> _Objective_
Print, exactly and completely, every entry in the data.

Data entries:
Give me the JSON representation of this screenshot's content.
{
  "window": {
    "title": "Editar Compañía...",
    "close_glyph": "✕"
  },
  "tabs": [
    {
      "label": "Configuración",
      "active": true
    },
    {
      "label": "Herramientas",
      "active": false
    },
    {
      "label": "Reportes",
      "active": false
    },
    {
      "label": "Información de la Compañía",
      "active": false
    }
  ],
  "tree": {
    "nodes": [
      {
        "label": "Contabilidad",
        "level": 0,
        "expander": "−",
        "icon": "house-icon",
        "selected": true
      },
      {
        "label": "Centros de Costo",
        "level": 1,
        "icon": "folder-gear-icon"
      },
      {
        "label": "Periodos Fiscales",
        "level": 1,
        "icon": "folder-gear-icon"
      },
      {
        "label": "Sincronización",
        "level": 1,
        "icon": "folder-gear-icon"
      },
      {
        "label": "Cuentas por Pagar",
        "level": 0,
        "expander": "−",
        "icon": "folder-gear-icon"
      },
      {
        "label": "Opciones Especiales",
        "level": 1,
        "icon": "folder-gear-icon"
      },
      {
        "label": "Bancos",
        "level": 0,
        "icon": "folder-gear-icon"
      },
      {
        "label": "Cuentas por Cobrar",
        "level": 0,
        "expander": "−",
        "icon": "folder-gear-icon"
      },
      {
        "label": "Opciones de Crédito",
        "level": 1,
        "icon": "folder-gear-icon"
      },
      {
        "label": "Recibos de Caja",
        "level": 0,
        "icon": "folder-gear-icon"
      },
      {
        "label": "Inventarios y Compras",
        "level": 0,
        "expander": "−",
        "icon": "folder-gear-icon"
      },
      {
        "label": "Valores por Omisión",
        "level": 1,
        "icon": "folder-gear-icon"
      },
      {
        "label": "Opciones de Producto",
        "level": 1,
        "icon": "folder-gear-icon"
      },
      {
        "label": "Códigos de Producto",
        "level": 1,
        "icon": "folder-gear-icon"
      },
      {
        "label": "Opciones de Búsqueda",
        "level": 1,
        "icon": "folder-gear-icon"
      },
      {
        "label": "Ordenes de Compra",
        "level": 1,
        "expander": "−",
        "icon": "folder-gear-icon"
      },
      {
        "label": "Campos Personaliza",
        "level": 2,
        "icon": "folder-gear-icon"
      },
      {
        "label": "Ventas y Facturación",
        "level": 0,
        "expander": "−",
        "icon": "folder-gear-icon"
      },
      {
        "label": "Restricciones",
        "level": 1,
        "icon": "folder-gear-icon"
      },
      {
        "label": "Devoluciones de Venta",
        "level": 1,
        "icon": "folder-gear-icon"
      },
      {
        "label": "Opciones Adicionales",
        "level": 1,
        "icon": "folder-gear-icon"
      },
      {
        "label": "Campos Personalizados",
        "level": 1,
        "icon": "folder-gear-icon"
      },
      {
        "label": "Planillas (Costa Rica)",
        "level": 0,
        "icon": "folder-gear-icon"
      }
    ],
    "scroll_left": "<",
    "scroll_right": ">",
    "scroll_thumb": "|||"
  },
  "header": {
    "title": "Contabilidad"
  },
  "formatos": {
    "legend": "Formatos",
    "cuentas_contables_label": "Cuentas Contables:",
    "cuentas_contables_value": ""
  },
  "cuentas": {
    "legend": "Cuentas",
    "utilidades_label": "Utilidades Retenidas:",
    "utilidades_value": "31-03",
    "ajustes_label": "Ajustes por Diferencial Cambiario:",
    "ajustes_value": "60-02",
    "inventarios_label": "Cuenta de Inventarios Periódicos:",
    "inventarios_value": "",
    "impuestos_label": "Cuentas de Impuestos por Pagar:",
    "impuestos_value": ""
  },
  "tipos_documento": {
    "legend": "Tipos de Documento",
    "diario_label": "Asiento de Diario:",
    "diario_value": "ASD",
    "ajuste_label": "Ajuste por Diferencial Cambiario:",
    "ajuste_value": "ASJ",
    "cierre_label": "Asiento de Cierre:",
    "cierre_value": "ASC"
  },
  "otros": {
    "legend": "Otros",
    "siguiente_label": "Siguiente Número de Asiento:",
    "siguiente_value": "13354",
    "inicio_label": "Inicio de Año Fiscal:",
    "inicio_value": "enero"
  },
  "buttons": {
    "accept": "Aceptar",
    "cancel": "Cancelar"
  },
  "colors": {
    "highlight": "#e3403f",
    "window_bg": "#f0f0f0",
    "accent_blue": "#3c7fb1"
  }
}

> _Written solution_
Give me the JSON representation of this screenshot's content.
{
  "window": {
    "title": "Editar Compañía...",
    "close_glyph": "✕"
  },
  "tabs": [
    {
      "label": "Configuración",
      "active": true
    },
    {
      "label": "Herramientas",
      "active": false
    },
    {
      "label": "Reportes",
      "active": false
    },
    {
      "label": "Información de la Compañía",
      "active": false
    }
  ],
  "tree": {
    "nodes": [
      {
        "label": "Contabilidad",
        "level": 0,
        "expander": "−",
        "icon": "house-icon",
        "selected": true
      },
      {
        "label": "Centros de Costo",
        "level": 1,
        "icon": "folder-gear-icon"
      },
      {
        "label": "Periodos Fiscales",
        "level": 1,
        "icon": "folder-gear-icon"
      },
      {
        "label": "Sincronización",
        "level": 1,
        "icon": "folder-gear-icon"
      },
      {
        "label": "Cuentas por Pagar",
        "level": 0,
        "expander": "−",
        "icon": "folder-gear-icon"
      },
      {
        "label": "Opciones Especiales",
        "level": 1,
        "icon": "folder-gear-icon"
      },
      {
        "label": "Bancos",
        "level": 0,
        "icon": "folder-gear-icon"
      },
      {
        "label": "Cuentas por Cobrar",
        "level": 0,
        "expander": "−",
        "icon": "folder-gear-icon"
      },
      {
        "label": "Opciones de Crédito",
        "level": 1,
        "icon": "folder-gear-icon"
      },
      {
        "label": "Recibos de Caja",
        "level": 0,
        "icon": "folder-gear-icon"
      },
      {
        "label": "Inventarios y Compras",
        "level": 0,
        "expander": "−",
        "icon": "folder-gear-icon"
      },
      {
        "label": "Valores por Omisión",
        "level": 1,
        "icon": "folder-gear-icon"
      },
      {
        "label": "Opciones de Producto",
        "level": 1,
        "icon": "folder-gear-icon"
      },
      {
        "label": "Códigos de Producto",
        "level": 1,
        "icon": "folder-gear-icon"
      },
      {
        "label": "Opciones de Búsqueda",
        "level": 1,
        "icon": "folder-gear-icon"
      },
      {
        "label": "Ordenes de Compra",
        "level": 1,
        "expander": "−",
        "icon": "folder-gear-icon"
      },
      {
        "label": "Campos Personaliza",
        "level": 2,
        "icon": "folder-gear-icon"
      },
      {
        "label": "Ventas y Facturación",
        "level": 0,
        "expander": "−",
        "icon": "folder-gear-icon"
      },
      {
        "label": "Restricciones",
        "level": 1,
        "icon": "folder-gear-icon"
      },
      {
        "label": "Devoluciones de Venta",
        "level": 1,
        "icon": "folder-gear-icon"
      },
      {
        "label": "Opciones Adicionales",
        "level": 1,
        "icon": "folder-gear-icon"
      },
      {
        "label": "Campos Personalizados",
        "level": 1,
        "icon": "folder-gear-icon"
      },
      {
        "label": "Planillas (Costa Rica)",
        "level": 0,
        "icon": "folder-gear-icon"
      }
    ],
    "scroll_left": "<",
    "scroll_right": ">",
    "scroll_thumb": "|||"
  },
  "header": {
    "title": "Contabilidad"
  },
  "formatos": {
    "legend": "Formatos",
    "cuentas_contables_label": "Cuentas Contables:",
    "cuentas_contables_value": ""
  },
  "cuentas": {
    "legend": "Cuentas",
    "utilidades_label": "Utilidades Retenidas:",
    "utilidades_value": "31-03",
    "ajustes_label": "Ajustes por Diferencial Cambiario:",
    "ajustes_value": "60-02",
    "inventarios_label": "Cuenta de Inventarios Periódicos:",
    "inventarios_value": "",
    "impuestos_label": "Cuentas de Impuestos por Pagar:",
    "impuestos_value": ""
  },
  "tipos_documento": {
    "legend": "Tipos de Documento",
    "diario_label": "Asiento de Diario:",
    "diario_value": "ASD",
    "ajuste_label": "Ajuste por Diferencial Cambiario:",
    "ajuste_value": "ASJ",
    "cierre_label": "Asiento de Cierre:",
    "cierre_value": "ASC"
  },
  "otros": {
    "legend": "Otros",
    "siguiente_label": "Siguiente Número de Asiento:",
    "siguiente_value": "13354",
    "inicio_label": "Inicio de Año Fiscal:",
    "inicio_value": "enero"
  },
  "buttons": {
    "accept": "Aceptar",
    "cancel": "Cancelar"
  },
  "colors": {
    "highlight": "#e3403f",
    "window_bg": "#f0f0f0",
    "accent_blue": "#3c7fb1"
  }
}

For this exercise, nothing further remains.